* Direction
Write out the entries verbatim and leave the images out of the copy.

+---+

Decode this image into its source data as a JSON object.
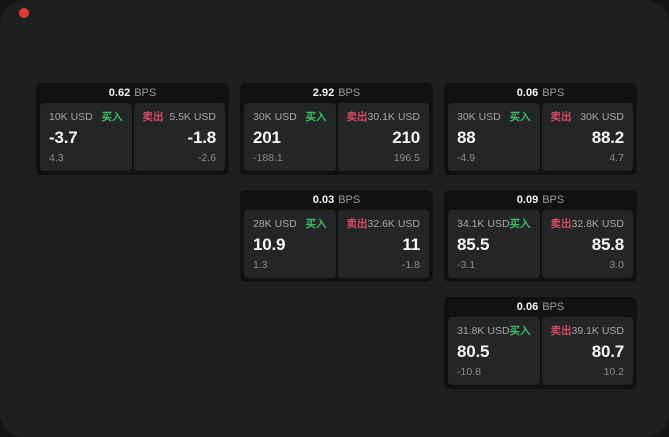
{
  "window": {
    "background": "#1d1f20",
    "outside_background": "#141414"
  },
  "indicator": {
    "color": "#e03a34"
  },
  "labels": {
    "buy": "买入",
    "sell": "卖出",
    "bps_unit": "BPS"
  },
  "colors": {
    "buy_green": "#3cbd64",
    "sell_red": "#d84a63",
    "card_bg": "#101112",
    "panel_bg": "#242526"
  },
  "cards": [
    {
      "col": 1,
      "row": 1,
      "bps": "0.62",
      "buy": {
        "amount": "10K USD",
        "price": "-3.7",
        "sub": "4.3"
      },
      "sell": {
        "amount": "5.5K USD",
        "price": "-1.8",
        "sub": "-2.6"
      }
    },
    {
      "col": 2,
      "row": 1,
      "bps": "2.92",
      "buy": {
        "amount": "30K USD",
        "price": "201",
        "sub": "-188.1"
      },
      "sell": {
        "amount": "30.1K USD",
        "price": "210",
        "sub": "196.5"
      }
    },
    {
      "col": 3,
      "row": 1,
      "bps": "0.06",
      "buy": {
        "amount": "30K USD",
        "price": "88",
        "sub": "-4.9"
      },
      "sell": {
        "amount": "30K USD",
        "price": "88.2",
        "sub": "4.7"
      }
    },
    {
      "col": 2,
      "row": 2,
      "bps": "0.03",
      "buy": {
        "amount": "28K USD",
        "price": "10.9",
        "sub": "1.3"
      },
      "sell": {
        "amount": "32.6K USD",
        "price": "11",
        "sub": "-1.8"
      }
    },
    {
      "col": 3,
      "row": 2,
      "bps": "0.09",
      "buy": {
        "amount": "34.1K USD",
        "price": "85.5",
        "sub": "-3.1"
      },
      "sell": {
        "amount": "32.8K USD",
        "price": "85.8",
        "sub": "3.0"
      }
    },
    {
      "col": 3,
      "row": 3,
      "bps": "0.06",
      "buy": {
        "amount": "31.8K USD",
        "price": "80.5",
        "sub": "-10.8"
      },
      "sell": {
        "amount": "39.1K USD",
        "price": "80.7",
        "sub": "10.2"
      }
    }
  ]
}
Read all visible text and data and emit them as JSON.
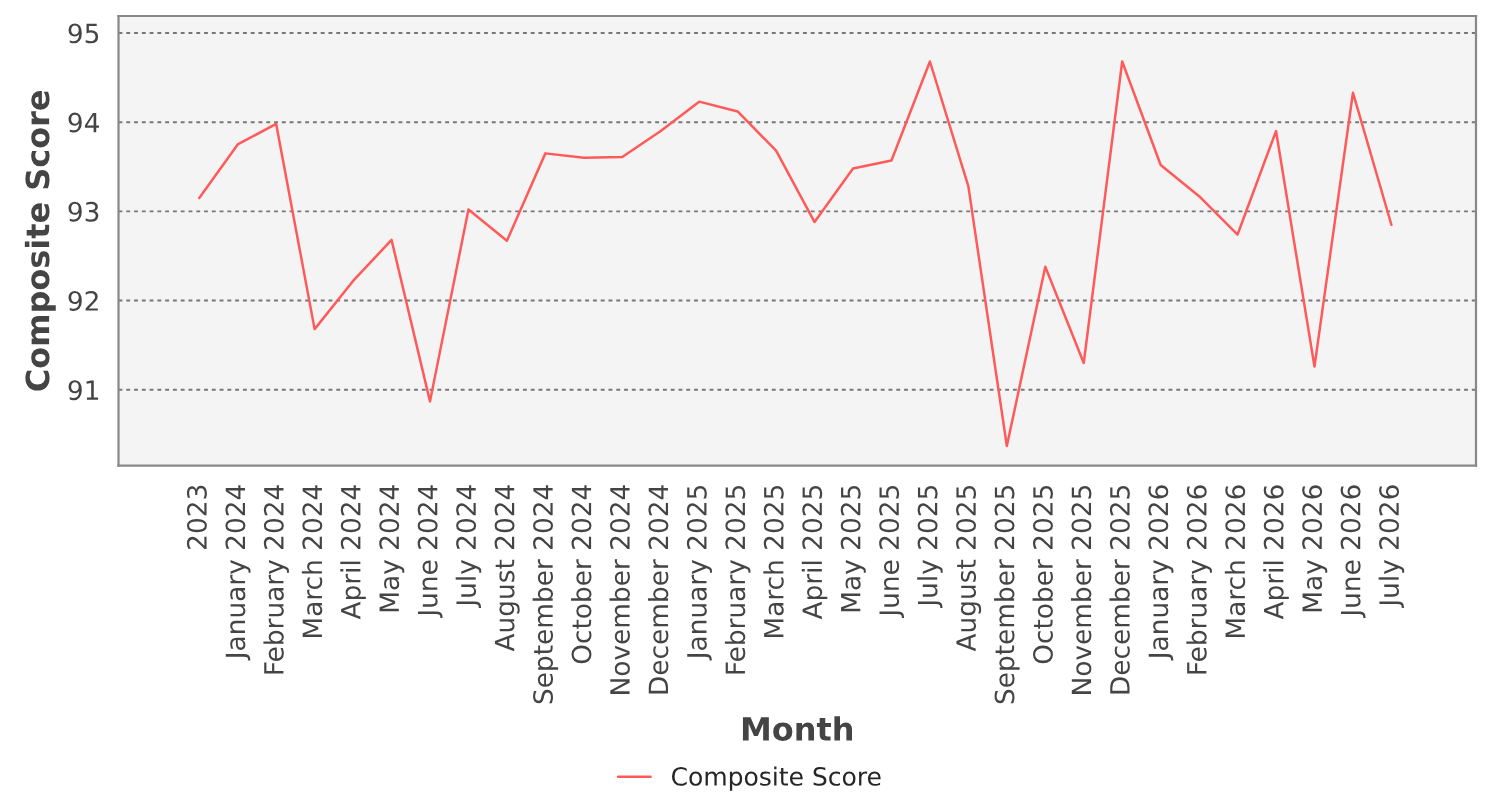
{
  "chart_data": {
    "type": "line",
    "xlabel": "Month",
    "ylabel": "Composite Score",
    "categories": [
      "2023",
      "January 2024",
      "February 2024",
      "March 2024",
      "April 2024",
      "May 2024",
      "June 2024",
      "July 2024",
      "August 2024",
      "September 2024",
      "October 2024",
      "November 2024",
      "December 2024",
      "January 2025",
      "February 2025",
      "March 2025",
      "April 2025",
      "May 2025",
      "June 2025",
      "July 2025",
      "August 2025",
      "September 2025",
      "October 2025",
      "November 2025",
      "December 2025",
      "January 2026",
      "February 2026",
      "March 2026",
      "April 2026",
      "May 2026",
      "June 2026",
      "July 2026"
    ],
    "series": [
      {
        "name": "Composite Score",
        "color": "#ff5a5a",
        "values": [
          93.15,
          93.75,
          93.98,
          91.68,
          92.22,
          92.68,
          90.87,
          93.02,
          92.67,
          93.65,
          93.6,
          93.61,
          93.9,
          94.23,
          94.12,
          93.68,
          92.88,
          93.48,
          93.57,
          94.68,
          93.28,
          90.37,
          92.38,
          91.3,
          94.68,
          93.52,
          93.17,
          92.74,
          93.9,
          91.26,
          94.33,
          92.85
        ]
      }
    ],
    "ylim": [
      90.15,
      95.19
    ],
    "yticks": [
      91,
      92,
      93,
      94,
      95
    ],
    "grid": "y",
    "legend": "bottom",
    "marker": "none",
    "line_style": "solid"
  }
}
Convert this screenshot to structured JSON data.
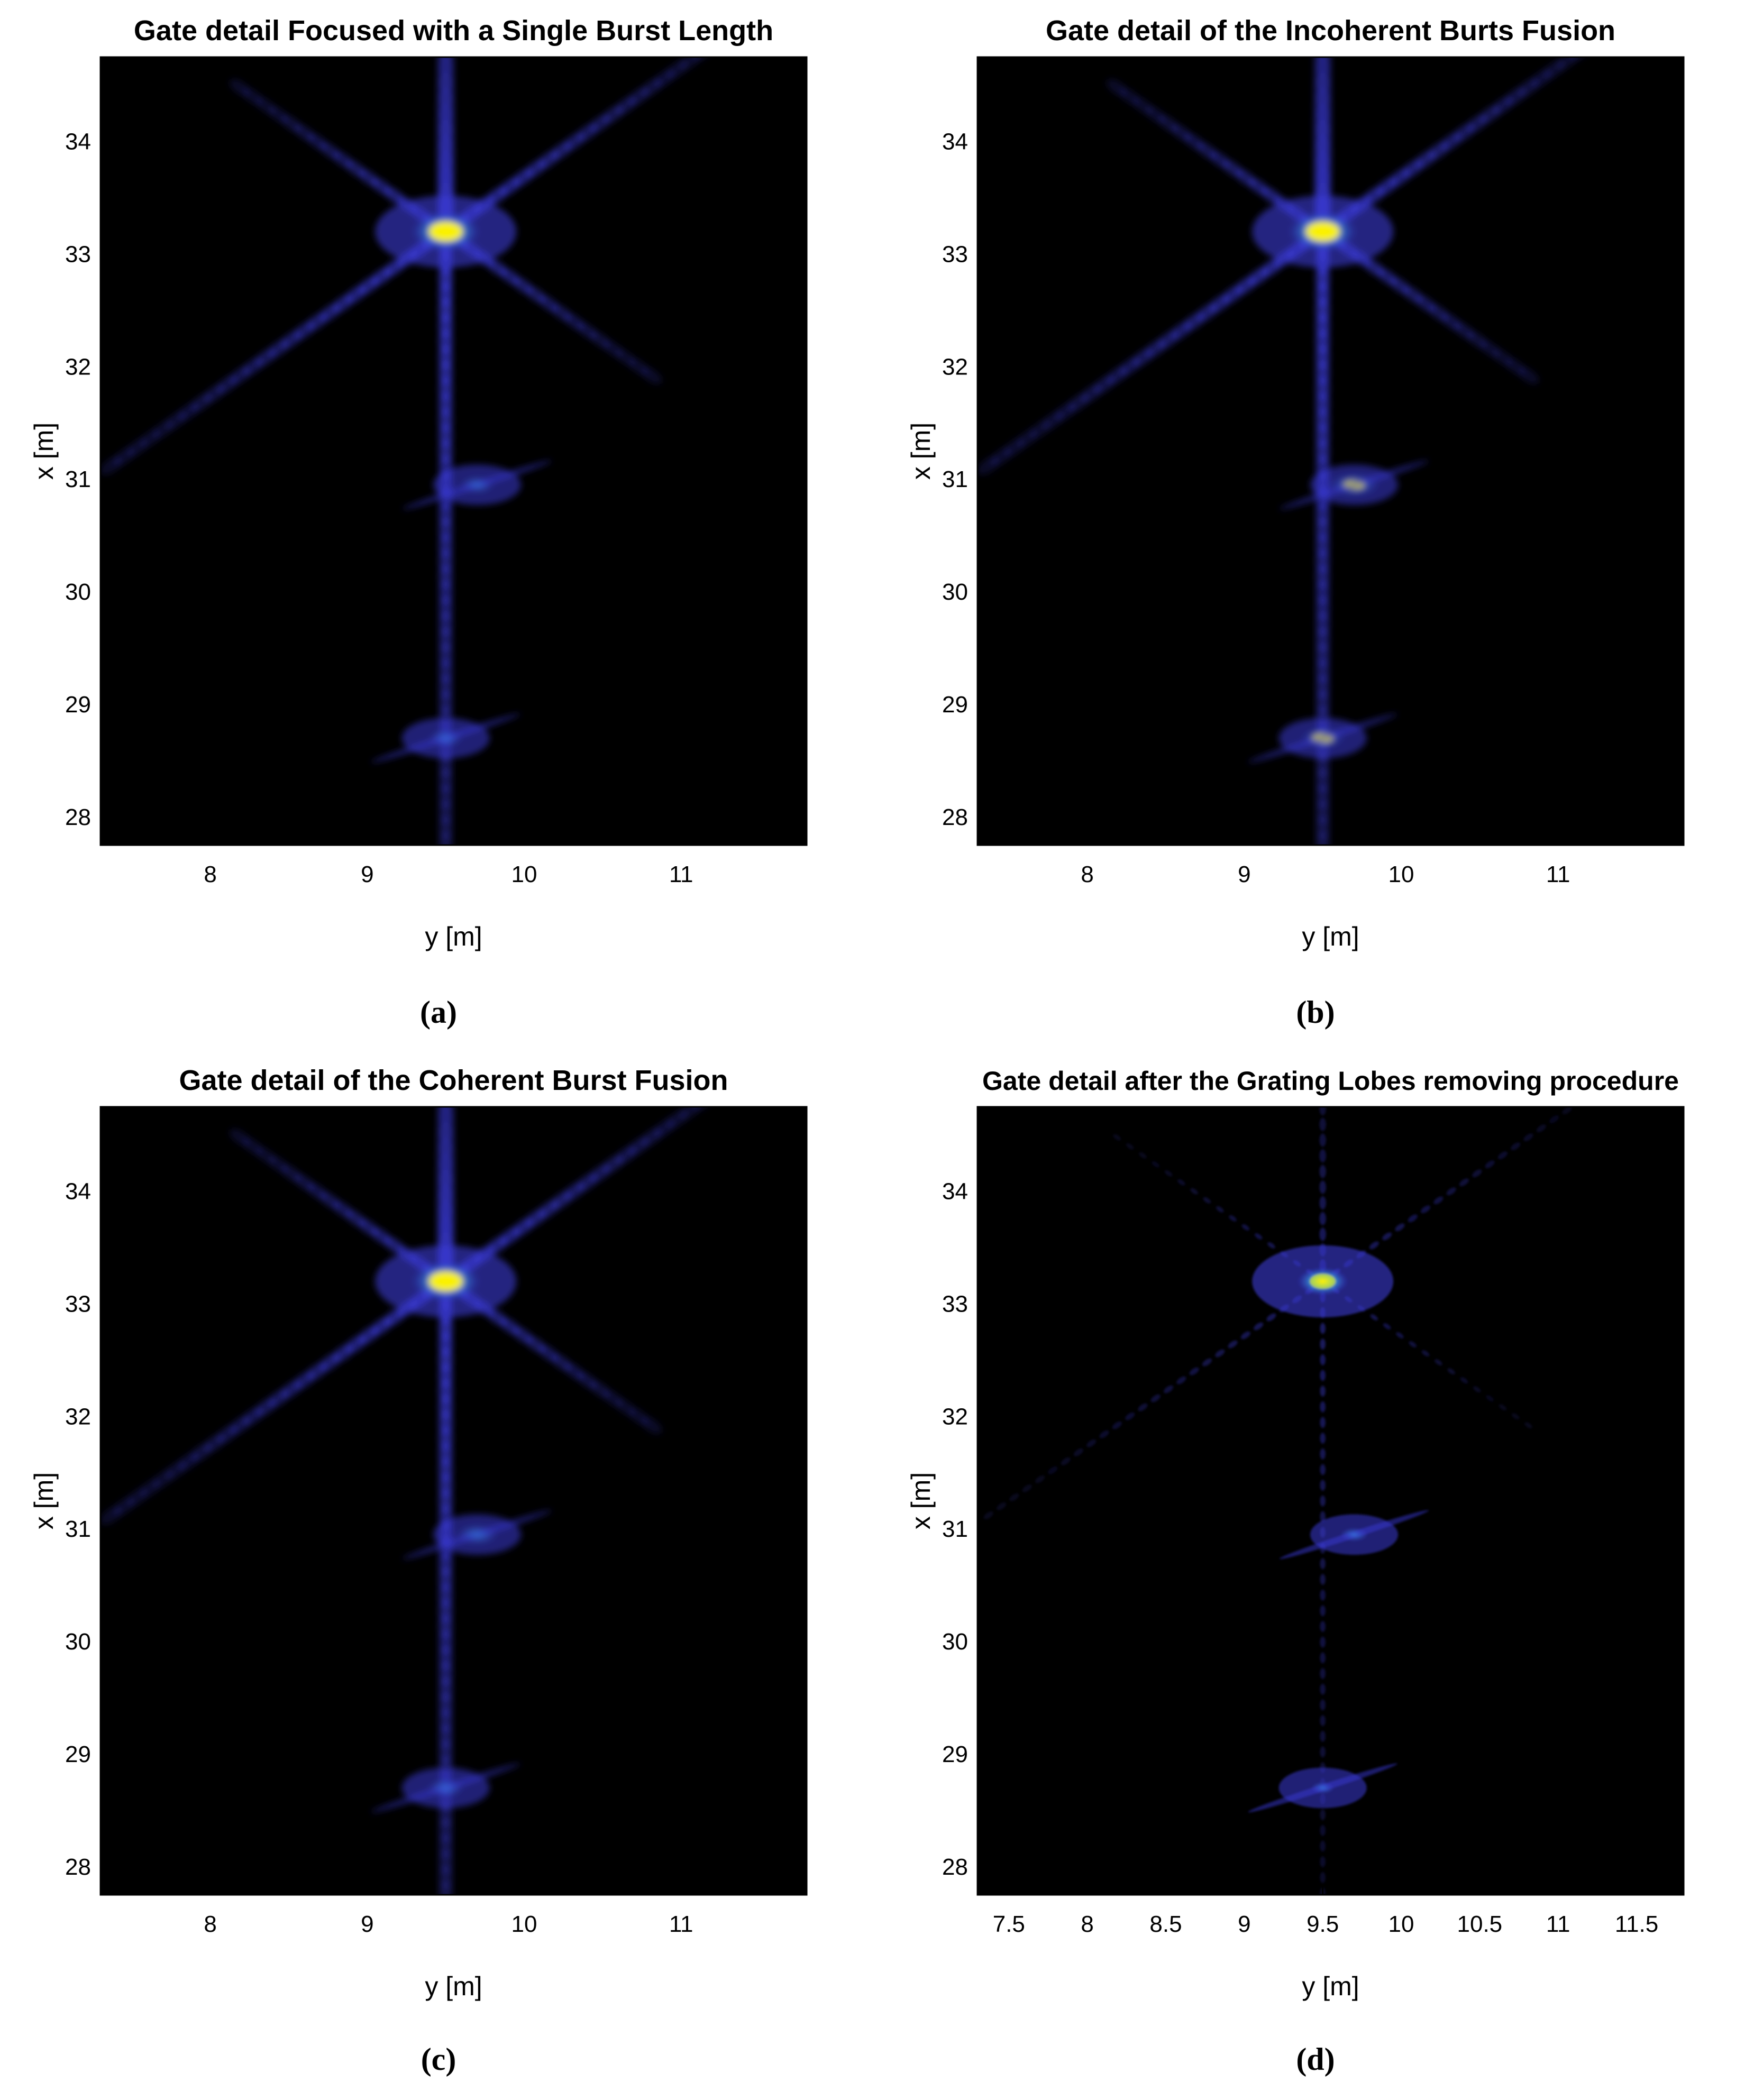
{
  "figures": [
    {
      "caption": "(a)"
    },
    {
      "caption": "(b)"
    },
    {
      "caption": "(c)"
    },
    {
      "caption": "(d)"
    }
  ],
  "colors": {
    "background": "#000000",
    "low": "#3a3ad6",
    "mid": "#2fa8d8",
    "high": "#fff200"
  },
  "chart_data": [
    {
      "type": "heatmap",
      "title": "Gate detail Focused with a Single Burst Length",
      "xlabel": "y [m]",
      "ylabel": "x [m]",
      "xlim": [
        7.3,
        11.8
      ],
      "ylim": [
        27.75,
        34.75
      ],
      "xticks": [
        8,
        9,
        10,
        11
      ],
      "xtick_labels": [
        "8",
        "9",
        "10",
        "11"
      ],
      "yticks": [
        28,
        29,
        30,
        31,
        32,
        33,
        34
      ],
      "ytick_labels": [
        "28",
        "29",
        "30",
        "31",
        "32",
        "33",
        "34"
      ],
      "grid": false,
      "colormap": "parula-like",
      "targets": [
        {
          "y": 9.5,
          "x": 33.2,
          "intensity": 1.0
        },
        {
          "y": 9.7,
          "x": 30.95,
          "intensity": 0.55
        },
        {
          "y": 9.5,
          "x": 28.7,
          "intensity": 0.55
        }
      ]
    },
    {
      "type": "heatmap",
      "title": "Gate detail of the Incoherent Burts Fusion",
      "xlabel": "y [m]",
      "ylabel": "x [m]",
      "xlim": [
        7.3,
        11.8
      ],
      "ylim": [
        27.75,
        34.75
      ],
      "xticks": [
        8,
        9,
        10,
        11
      ],
      "xtick_labels": [
        "8",
        "9",
        "10",
        "11"
      ],
      "yticks": [
        28,
        29,
        30,
        31,
        32,
        33,
        34
      ],
      "ytick_labels": [
        "28",
        "29",
        "30",
        "31",
        "32",
        "33",
        "34"
      ],
      "grid": false,
      "colormap": "parula-like",
      "targets": [
        {
          "y": 9.5,
          "x": 33.2,
          "intensity": 1.0
        },
        {
          "y": 9.7,
          "x": 30.95,
          "intensity": 0.9
        },
        {
          "y": 9.5,
          "x": 28.7,
          "intensity": 0.75
        }
      ]
    },
    {
      "type": "heatmap",
      "title": "Gate detail of the Coherent Burst Fusion",
      "xlabel": "y [m]",
      "ylabel": "x [m]",
      "xlim": [
        7.3,
        11.8
      ],
      "ylim": [
        27.75,
        34.75
      ],
      "xticks": [
        8,
        9,
        10,
        11
      ],
      "xtick_labels": [
        "8",
        "9",
        "10",
        "11"
      ],
      "yticks": [
        28,
        29,
        30,
        31,
        32,
        33,
        34
      ],
      "ytick_labels": [
        "28",
        "29",
        "30",
        "31",
        "32",
        "33",
        "34"
      ],
      "grid": false,
      "colormap": "parula-like",
      "targets": [
        {
          "y": 9.5,
          "x": 33.2,
          "intensity": 1.0
        },
        {
          "y": 9.7,
          "x": 30.95,
          "intensity": 0.7
        },
        {
          "y": 9.5,
          "x": 28.7,
          "intensity": 0.6
        }
      ]
    },
    {
      "type": "heatmap",
      "title": "Gate detail after the Grating Lobes removing procedure",
      "xlabel": "y [m]",
      "ylabel": "x [m]",
      "xlim": [
        7.3,
        11.8
      ],
      "ylim": [
        27.75,
        34.75
      ],
      "xticks": [
        7.5,
        8,
        8.5,
        9,
        9.5,
        10,
        10.5,
        11,
        11.5
      ],
      "xtick_labels": [
        "7.5",
        "8",
        "8.5",
        "9",
        "9.5",
        "10",
        "10.5",
        "11",
        "11.5"
      ],
      "yticks": [
        28,
        29,
        30,
        31,
        32,
        33,
        34
      ],
      "ytick_labels": [
        "28",
        "29",
        "30",
        "31",
        "32",
        "33",
        "34"
      ],
      "grid": false,
      "colormap": "parula-like",
      "targets": [
        {
          "y": 9.5,
          "x": 33.2,
          "intensity": 0.75
        },
        {
          "y": 9.7,
          "x": 30.95,
          "intensity": 0.45
        },
        {
          "y": 9.5,
          "x": 28.7,
          "intensity": 0.35
        }
      ]
    }
  ]
}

+---+

* Output for this task
Decode this image into its source data as a JSON object.
{
  "window": {
    "background": "#1d1f20",
    "outside_background": "#141414"
  },
  "indicator": {
    "color": "#e03a34"
  },
  "labels": {
    "buy": "买入",
    "sell": "卖出",
    "bps_unit": "BPS"
  },
  "colors": {
    "buy_green": "#3cbd64",
    "sell_red": "#d84a63",
    "card_bg": "#101112",
    "panel_bg": "#242526"
  },
  "cards": [
    {
      "col": 1,
      "row": 1,
      "bps": "0.62",
      "buy": {
        "amount": "10K USD",
        "price": "-3.7",
        "sub": "4.3"
      },
      "sell": {
        "amount": "5.5K USD",
        "price": "-1.8",
        "sub": "-2.6"
      }
    },
    {
      "col": 2,
      "row": 1,
      "bps": "2.92",
      "buy": {
        "amount": "30K USD",
        "price": "201",
        "sub": "-188.1"
      },
      "sell": {
        "amount": "30.1K USD",
        "price": "210",
        "sub": "196.5"
      }
    },
    {
      "col": 3,
      "row": 1,
      "bps": "0.06",
      "buy": {
        "amount": "30K USD",
        "price": "88",
        "sub": "-4.9"
      },
      "sell": {
        "amount": "30K USD",
        "price": "88.2",
        "sub": "4.7"
      }
    },
    {
      "col": 2,
      "row": 2,
      "bps": "0.03",
      "buy": {
        "amount": "28K USD",
        "price": "10.9",
        "sub": "1.3"
      },
      "sell": {
        "amount": "32.6K USD",
        "price": "11",
        "sub": "-1.8"
      }
    },
    {
      "col": 3,
      "row": 2,
      "bps": "0.09",
      "buy": {
        "amount": "34.1K USD",
        "price": "85.5",
        "sub": "-3.1"
      },
      "sell": {
        "amount": "32.8K USD",
        "price": "85.8",
        "sub": "3.0"
      }
    },
    {
      "col": 3,
      "row": 3,
      "bps": "0.06",
      "buy": {
        "amount": "31.8K USD",
        "price": "80.5",
        "sub": "-10.8"
      },
      "sell": {
        "amount": "39.1K USD",
        "price": "80.7",
        "sub": "10.2"
      }
    }
  ]
}
Read all visible text and data and emit them as JSON.
{
  "chart_data": {
    "type": "line",
    "xlabel": "Month",
    "ylabel": "Composite Score",
    "categories": [
      "2023",
      "January 2024",
      "February 2024",
      "March 2024",
      "April 2024",
      "May 2024",
      "June 2024",
      "July 2024",
      "August 2024",
      "September 2024",
      "October 2024",
      "November 2024",
      "December 2024",
      "January 2025",
      "February 2025",
      "March 2025",
      "April 2025",
      "May 2025",
      "June 2025",
      "July 2025",
      "August 2025",
      "September 2025",
      "October 2025",
      "November 2025",
      "December 2025",
      "January 2026",
      "February 2026",
      "March 2026",
      "April 2026",
      "May 2026",
      "June 2026",
      "July 2026"
    ],
    "series": [
      {
        "name": "Composite Score",
        "color": "#ff5a5a",
        "values": [
          93.15,
          93.75,
          93.98,
          91.68,
          92.22,
          92.68,
          90.87,
          93.02,
          92.67,
          93.65,
          93.6,
          93.61,
          93.9,
          94.23,
          94.12,
          93.68,
          92.88,
          93.48,
          93.57,
          94.68,
          93.28,
          90.37,
          92.38,
          91.3,
          94.68,
          93.52,
          93.17,
          92.74,
          93.9,
          91.26,
          94.33,
          92.85
        ]
      }
    ],
    "ylim": [
      90.15,
      95.19
    ],
    "yticks": [
      91,
      92,
      93,
      94,
      95
    ],
    "grid": "y",
    "legend": "bottom",
    "marker": "none",
    "line_style": "solid"
  }
}
Convert this screenshot to structured JSON data.
{
  "figures": [
    {
      "caption": "(a)"
    },
    {
      "caption": "(b)"
    },
    {
      "caption": "(c)"
    },
    {
      "caption": "(d)"
    }
  ],
  "colors": {
    "background": "#000000",
    "low": "#3a3ad6",
    "mid": "#2fa8d8",
    "high": "#fff200"
  },
  "chart_data": [
    {
      "type": "heatmap",
      "title": "Gate detail Focused with a Single Burst Length",
      "xlabel": "y [m]",
      "ylabel": "x [m]",
      "xlim": [
        7.3,
        11.8
      ],
      "ylim": [
        27.75,
        34.75
      ],
      "xticks": [
        8,
        9,
        10,
        11
      ],
      "xtick_labels": [
        "8",
        "9",
        "10",
        "11"
      ],
      "yticks": [
        28,
        29,
        30,
        31,
        32,
        33,
        34
      ],
      "ytick_labels": [
        "28",
        "29",
        "30",
        "31",
        "32",
        "33",
        "34"
      ],
      "grid": false,
      "colormap": "parula-like",
      "targets": [
        {
          "y": 9.5,
          "x": 33.2,
          "intensity": 1.0
        },
        {
          "y": 9.7,
          "x": 30.95,
          "intensity": 0.55
        },
        {
          "y": 9.5,
          "x": 28.7,
          "intensity": 0.55
        }
      ]
    },
    {
      "type": "heatmap",
      "title": "Gate detail of the Incoherent Burts Fusion",
      "xlabel": "y [m]",
      "ylabel": "x [m]",
      "xlim": [
        7.3,
        11.8
      ],
      "ylim": [
        27.75,
        34.75
      ],
      "xticks": [
        8,
        9,
        10,
        11
      ],
      "xtick_labels": [
        "8",
        "9",
        "10",
        "11"
      ],
      "yticks": [
        28,
        29,
        30,
        31,
        32,
        33,
        34
      ],
      "ytick_labels": [
        "28",
        "29",
        "30",
        "31",
        "32",
        "33",
        "34"
      ],
      "grid": false,
      "colormap": "parula-like",
      "targets": [
        {
          "y": 9.5,
          "x": 33.2,
          "intensity": 1.0
        },
        {
          "y": 9.7,
          "x": 30.95,
          "intensity": 0.9
        },
        {
          "y": 9.5,
          "x": 28.7,
          "intensity": 0.75
        }
      ]
    },
    {
      "type": "heatmap",
      "title": "Gate detail of the Coherent Burst Fusion",
      "xlabel": "y [m]",
      "ylabel": "x [m]",
      "xlim": [
        7.3,
        11.8
      ],
      "ylim": [
        27.75,
        34.75
      ],
      "xticks": [
        8,
        9,
        10,
        11
      ],
      "xtick_labels": [
        "8",
        "9",
        "10",
        "11"
      ],
      "yticks": [
        28,
        29,
        30,
        31,
        32,
        33,
        34
      ],
      "ytick_labels": [
        "28",
        "29",
        "30",
        "31",
        "32",
        "33",
        "34"
      ],
      "grid": false,
      "colormap": "parula-like",
      "targets": [
        {
          "y": 9.5,
          "x": 33.2,
          "intensity": 1.0
        },
        {
          "y": 9.7,
          "x": 30.95,
          "intensity": 0.7
        },
        {
          "y": 9.5,
          "x": 28.7,
          "intensity": 0.6
        }
      ]
    },
    {
      "type": "heatmap",
      "title": "Gate detail after the Grating Lobes removing procedure",
      "xlabel": "y [m]",
      "ylabel": "x [m]",
      "xlim": [
        7.3,
        11.8
      ],
      "ylim": [
        27.75,
        34.75
      ],
      "xticks": [
        7.5,
        8,
        8.5,
        9,
        9.5,
        10,
        10.5,
        11,
        11.5
      ],
      "xtick_labels": [
        "7.5",
        "8",
        "8.5",
        "9",
        "9.5",
        "10",
        "10.5",
        "11",
        "11.5"
      ],
      "yticks": [
        28,
        29,
        30,
        31,
        32,
        33,
        34
      ],
      "ytick_labels": [
        "28",
        "29",
        "30",
        "31",
        "32",
        "33",
        "34"
      ],
      "grid": false,
      "colormap": "parula-like",
      "targets": [
        {
          "y": 9.5,
          "x": 33.2,
          "intensity": 0.75
        },
        {
          "y": 9.7,
          "x": 30.95,
          "intensity": 0.45
        },
        {
          "y": 9.5,
          "x": 28.7,
          "intensity": 0.35
        }
      ]
    }
  ]
}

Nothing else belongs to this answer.